EXERCISE:
Write out the listing in full, matching it word for word.

RECORDS FOR THE TASK:
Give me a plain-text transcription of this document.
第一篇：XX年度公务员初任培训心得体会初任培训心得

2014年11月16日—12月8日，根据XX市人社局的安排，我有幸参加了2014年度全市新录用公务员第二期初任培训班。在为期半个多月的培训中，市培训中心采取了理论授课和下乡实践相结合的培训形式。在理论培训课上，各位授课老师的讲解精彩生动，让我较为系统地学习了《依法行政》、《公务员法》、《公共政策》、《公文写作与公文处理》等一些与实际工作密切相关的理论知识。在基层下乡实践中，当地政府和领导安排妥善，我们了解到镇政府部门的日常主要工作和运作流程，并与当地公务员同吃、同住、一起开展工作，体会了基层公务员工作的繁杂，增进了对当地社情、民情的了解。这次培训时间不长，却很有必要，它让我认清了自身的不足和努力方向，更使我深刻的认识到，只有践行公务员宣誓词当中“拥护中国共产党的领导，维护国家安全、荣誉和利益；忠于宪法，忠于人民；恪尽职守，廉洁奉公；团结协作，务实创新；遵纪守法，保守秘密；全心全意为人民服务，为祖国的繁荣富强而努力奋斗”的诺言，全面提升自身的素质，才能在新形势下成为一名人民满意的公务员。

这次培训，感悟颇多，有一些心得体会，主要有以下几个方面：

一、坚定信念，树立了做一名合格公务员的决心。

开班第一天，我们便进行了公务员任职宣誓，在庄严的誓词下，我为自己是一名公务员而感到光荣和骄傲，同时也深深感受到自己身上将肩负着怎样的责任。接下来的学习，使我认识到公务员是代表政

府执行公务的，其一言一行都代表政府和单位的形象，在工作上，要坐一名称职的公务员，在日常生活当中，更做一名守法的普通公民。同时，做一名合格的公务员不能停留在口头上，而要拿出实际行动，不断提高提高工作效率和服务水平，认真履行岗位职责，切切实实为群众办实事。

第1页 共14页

THE RESULT:
Give me a plain-text transcription of this document.
第一篇：XX年度公务员初任培训心得体会初任培训心得

2014年11月16日—12月8日，根据XX市人社局的安排，我有幸参加了2014年度全市新录用公务员第二期初任培训班。在为期半个多月的培训中，市培训中心采取了理论授课和下乡实践相结合的培训形式。在理论培训课上，各位授课老师的讲解精彩生动，让我较为系统地学习了《依法行政》、《公务员法》、《公共政策》、《公文写作与公文处理》等一些与实际工作密切相关的理论知识。在基层下乡实践中，当地政府和领导安排妥善，我们了解到镇政府部门的日常主要工作和运作流程，并与当地公务员同吃、同住、一起开展工作，体会了基层公务员工作的繁杂，增进了对当地社情、民情的了解。这次培训时间不长，却很有必要，它让我认清了自身的不足和努力方向，更使我深刻的认识到，只有践行公务员宣誓词当中“拥护中国共产党的领导，维护国家安全、荣誉和利益；忠于宪法，忠于人民；恪尽职守，廉洁奉公；团结协作，务实创新；遵纪守法，保守秘密；全心全意为人民服务，为祖国的繁荣富强而努力奋斗”的诺言，全面提升自身的素质，才能在新形势下成为一名人民满意的公务员。

这次培训，感悟颇多，有一些心得体会，主要有以下几个方面：

一、坚定信念，树立了做一名合格公务员的决心。

开班第一天，我们便进行了公务员任职宣誓，在庄严的誓词下，我为自己是一名公务员而感到光荣和骄傲，同时也深深感受到自己身上将肩负着怎样的责任。接下来的学习，使我认识到公务员是代表政

府执行公务的，其一言一行都代表政府和单位的形象，在工作上，要坐一名称职的公务员，在日常生活当中，更做一名守法的普通公民。同时，做一名合格的公务员不能停留在口头上，而要拿出实际行动，不断提高提高工作效率和服务水平，认真履行岗位职责，切切实实为群众办实事。

第1页 共14页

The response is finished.